→ DATA SUPPLIED:
# # # # #

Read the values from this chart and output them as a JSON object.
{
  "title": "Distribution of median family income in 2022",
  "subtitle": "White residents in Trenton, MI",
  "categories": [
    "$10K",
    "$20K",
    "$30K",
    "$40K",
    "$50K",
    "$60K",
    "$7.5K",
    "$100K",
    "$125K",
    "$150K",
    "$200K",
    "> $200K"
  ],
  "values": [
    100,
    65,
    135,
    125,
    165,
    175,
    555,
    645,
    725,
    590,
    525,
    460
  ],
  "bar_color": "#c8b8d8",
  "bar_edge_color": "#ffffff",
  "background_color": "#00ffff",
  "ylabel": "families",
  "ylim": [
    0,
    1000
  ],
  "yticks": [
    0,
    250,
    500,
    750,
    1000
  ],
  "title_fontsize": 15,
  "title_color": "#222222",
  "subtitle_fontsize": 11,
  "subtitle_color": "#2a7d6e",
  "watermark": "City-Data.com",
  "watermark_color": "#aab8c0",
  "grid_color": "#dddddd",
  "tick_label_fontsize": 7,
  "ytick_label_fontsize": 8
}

# # # # #

→ WHAT IS NEEDED: Reproduce all the data word for word.

→ CORRECT RESULT:
Read the values from this chart and output them as a JSON object.
{
  "title": "Distribution of median family income in 2022",
  "subtitle": "White residents in Trenton, MI",
  "categories": [
    "$10K",
    "$20K",
    "$30K",
    "$40K",
    "$50K",
    "$60K",
    "$7.5K",
    "$100K",
    "$125K",
    "$150K",
    "$200K",
    "> $200K"
  ],
  "values": [
    100,
    65,
    135,
    125,
    165,
    175,
    555,
    645,
    725,
    590,
    525,
    460
  ],
  "bar_color": "#c8b8d8",
  "bar_edge_color": "#ffffff",
  "background_color": "#00ffff",
  "ylabel": "families",
  "ylim": [
    0,
    1000
  ],
  "yticks": [
    0,
    250,
    500,
    750,
    1000
  ],
  "title_fontsize": 15,
  "title_color": "#222222",
  "subtitle_fontsize": 11,
  "subtitle_color": "#2a7d6e",
  "watermark": "City-Data.com",
  "watermark_color": "#aab8c0",
  "grid_color": "#dddddd",
  "tick_label_fontsize": 7,
  "ytick_label_fontsize": 8
}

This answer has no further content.